**Excerpt to read:**
--- BEGIN ---
For final storage, I convert everything to PDFs. They're easy to access on any platform, and image compression using Acrobat Pro is excellent (and configurable). I use the default compression, I just scanned a 72 page magazine, autoprocessed them in Photoshop, saved as greyscale 8 bit TIFFs at about 5Mb each, and imported into a PDF. The 72 page PDF is about 30Mb, the originals were about 360Mb, about a 90% reduction in file size. Nice.
Anyway, I use a Mac and commercial software products, you could easily duplicate this workflow with other *nix or open source products.

Apple Unix? (1)

eyeball (17206) | more than 10 years ago | (#7603797)

Does Apple OSX count as UNIX? I use iPhoto which comes with OSX.

Ok, so it's not available on any other unix platform, but it employes a nice design for storing images that takes advantage of simple UNIX symbolic links. All images are stored in a hierarchy based on the import date. Then, Albums are created, which contain symbolic links to the real image files.

paymybills.com (1)

Triumph The Insult C (586706) | more than 10 years ago | (#7603898)

i haven't used them in about 2 years, but it was a pretty slick service. i was one of the first X to sign up (i think 1000), so i got it for free

basically, you tell the peeps billing you to send your bills to pmb.com. pmb.com scans in the bills, and you could download the scan in pdf and do whatever with it. then, you could pay your bills ... eg, pay $50 of phone on 12/4, etc.

when i moved, i lost interest because i could pay all of my bills online (i couldn't when i was using pmb.com), but having it all in one place was definitely nice

i'm not sure exactly how they made $$ on the deal, but i think it was when you'd pay part of a bill, they'd stick that in a bank account somewhere, earn like $2 interest after 3 days, then pay your bill. not sure tho

Re:paymybills.com (1)

ivan256 (17499) | more than 10 years ago | (#7604244)

i'm not sure exactly how they made $$ on the deal

From paymybills.com: This is no longer an active web site.

Looks like they didn't.

Re:paymybills.com (1)

splattertrousers (35245) | more than 10 years ago | (#7604462)
--- END ---
**Required tasks:**
**a)** Please copy the forum thread word for word from "Anyway, I use" to "real image files.".
**b)** In the forum thread, how large is the PDF made from the 72 page magazine?
**c)** Turn the paragraph of the forum thread that begins "basically, you tell the peeps" into a short list that keeps its main facts.

Data items:
--- BEGIN ---
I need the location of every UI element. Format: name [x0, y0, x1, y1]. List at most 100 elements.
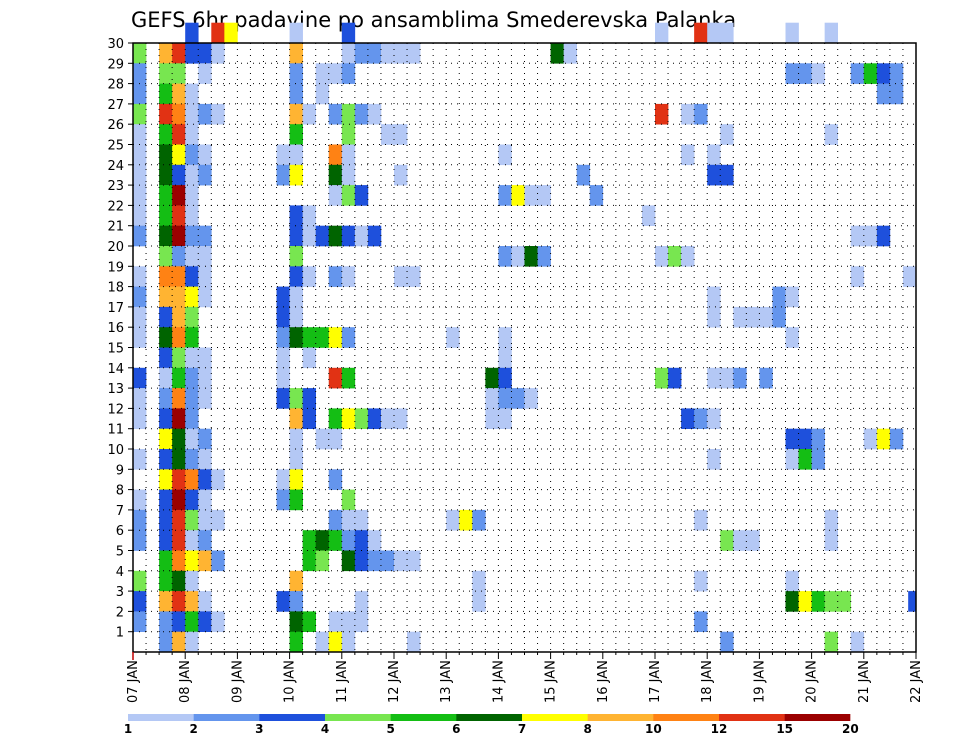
- heatmap-cell: [811, 591, 825, 612]
- heatmap-cell: [772, 286, 786, 308]
- heatmap-cell: [198, 428, 212, 450]
- heatmap-cell: [289, 591, 303, 612]
- colorbar-label: 7: [518, 722, 526, 736]
- heatmap-cell: [159, 591, 173, 612]
- heatmap-cell: [289, 306, 303, 328]
- colorbar-swatch: [259, 714, 326, 721]
- heatmap-cell: [133, 83, 147, 105]
- heatmap-cell: [289, 388, 303, 409]
- heatmap-cell: [720, 530, 734, 551]
- heatmap-cell: [707, 286, 721, 308]
- heatmap-cell: [707, 449, 721, 470]
- heatmap-cell: [733, 530, 760, 551]
- y-tick-label: 21: [107, 220, 124, 235]
- colorbar-swatch: [587, 714, 654, 721]
- y-tick-label: 2: [116, 605, 124, 620]
- heatmap-cell: [302, 205, 316, 226]
- heatmap-cell: [876, 428, 891, 450]
- y-tick-label: 23: [107, 179, 124, 194]
- heatmap-cell: [185, 144, 199, 166]
- heatmap-cell: [785, 591, 799, 612]
- heatmap-cell: [681, 246, 695, 267]
- heatmap-cell: [172, 124, 186, 145]
- heatmap-cell: [133, 509, 147, 531]
- heatmap-cell: [289, 570, 303, 592]
- heatmap-cell: [159, 388, 173, 409]
- heatmap-cell: [185, 306, 199, 328]
- heatmap-cell: [302, 611, 316, 632]
- heatmap-cell: [341, 530, 356, 551]
- heatmap-cell: [159, 469, 173, 490]
- heatmap-cell: [172, 570, 186, 592]
- heatmap-cell: [655, 367, 669, 389]
- heatmap-cell: [876, 225, 891, 247]
- heatmap-cell: [211, 611, 225, 632]
- heatmap-cell: [485, 388, 499, 409]
- heatmap-cell: [341, 63, 356, 84]
- heatmap-cell: [172, 246, 186, 267]
- heatmap-cell: [133, 530, 147, 551]
- heatmap-cell: [707, 306, 721, 328]
- heatmap-cell: [341, 509, 369, 531]
- heatmap-cell: [159, 611, 173, 632]
- heatmap-cell: [198, 266, 212, 287]
- heatmap-cell: [537, 246, 551, 267]
- heatmap-cell: [850, 63, 865, 84]
- heatmap-cell: [172, 408, 186, 429]
- colorbar-label: 6: [452, 722, 460, 736]
- heatmap-cell: [341, 327, 356, 348]
- heatmap-cell: [185, 428, 199, 450]
- heatmap-cell: [655, 246, 669, 267]
- heatmap-cell: [133, 570, 147, 592]
- heatmap-cell: [824, 124, 838, 145]
- heatmap-cell: [172, 550, 186, 572]
- heatmap-cell: [380, 43, 421, 64]
- colorbar-swatch: [193, 714, 260, 721]
- heatmap-cell: [159, 509, 173, 531]
- heatmap-cell: [289, 164, 303, 186]
- heatmap-cell: [289, 408, 303, 429]
- y-tick-label: 3: [116, 585, 124, 600]
- heatmap-cell: [328, 327, 343, 348]
- heatmap-cell: [380, 124, 408, 145]
- x-tick-label: 14 JAN: [491, 660, 506, 703]
- heatmap-cell: [302, 225, 316, 247]
- heatmap-cell: [172, 428, 186, 450]
- heatmap-cell: [655, 22, 669, 44]
- heatmap-cell: [694, 408, 708, 429]
- colorbar-label: 15: [776, 722, 793, 736]
- heatmap-cell: [341, 225, 356, 247]
- heatmap-cell: [289, 449, 303, 470]
- heatmap-cell: [511, 246, 525, 267]
- heatmap-cell: [159, 43, 173, 64]
- heatmap-cell: [185, 469, 199, 490]
- heatmap-cell: [159, 286, 186, 308]
- heatmap-cell: [185, 205, 199, 226]
- heatmap-cell: [185, 611, 199, 632]
- heatmap-cell: [159, 225, 173, 247]
- heatmap-cell: [198, 489, 212, 511]
- heatmap-cell: [133, 306, 147, 328]
- heatmap-cell: [185, 489, 199, 511]
- heatmap-cell: [172, 591, 186, 612]
- heatmap-cell: [159, 185, 173, 206]
- heatmap-cell: [159, 124, 173, 145]
- heatmap-cell: [328, 631, 343, 653]
- heatmap-cell: [185, 43, 212, 64]
- heatmap-cell: [341, 266, 356, 287]
- heatmap-cell: [341, 144, 356, 166]
- heatmap-cell: [498, 367, 512, 389]
- heatmap-cell: [798, 449, 812, 470]
- colorbar-swatch: [653, 714, 720, 721]
- heatmap-cell: [172, 185, 186, 206]
- heatmap-cell: [159, 246, 173, 267]
- heatmap-cell: [185, 550, 199, 572]
- heatmap-cell: [328, 469, 343, 490]
- heatmap-cell: [328, 225, 343, 247]
- heatmap-cell: [302, 388, 316, 409]
- heatmap-cell: [302, 550, 316, 572]
- heatmap-cell: [185, 185, 199, 206]
- heatmap-cell: [159, 530, 173, 551]
- heatmap-cell: [498, 185, 512, 206]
--- END ---
**Answers to the problems:**
**a)**
Anyway, I use a Mac and commercial software products, you could easily duplicate this workflow with other *nix or open source products.

Apple Unix? (1)

eyeball (17206) | more than 10 years ago | (#7603797)

Does Apple OSX count as UNIX? I use iPhoto which comes with OSX.

Ok, so it's not available on any other unix platform, but it employes a nice design for storing images that takes advantage of simple UNIX symbolic links. All images are stored in a hierarchy based on the import date. Then, Albums are created, which contain symbolic links to the real image files.

**b)** About 30Mb.

**c)**
- The companies billing you are told to send your bills to pmb.com.
- pmb.com scans in the bills.
- You can download each scan as a PDF and do whatever you like with it.
- You can then pay your bills through the service, for example $50 of phone on 12/4.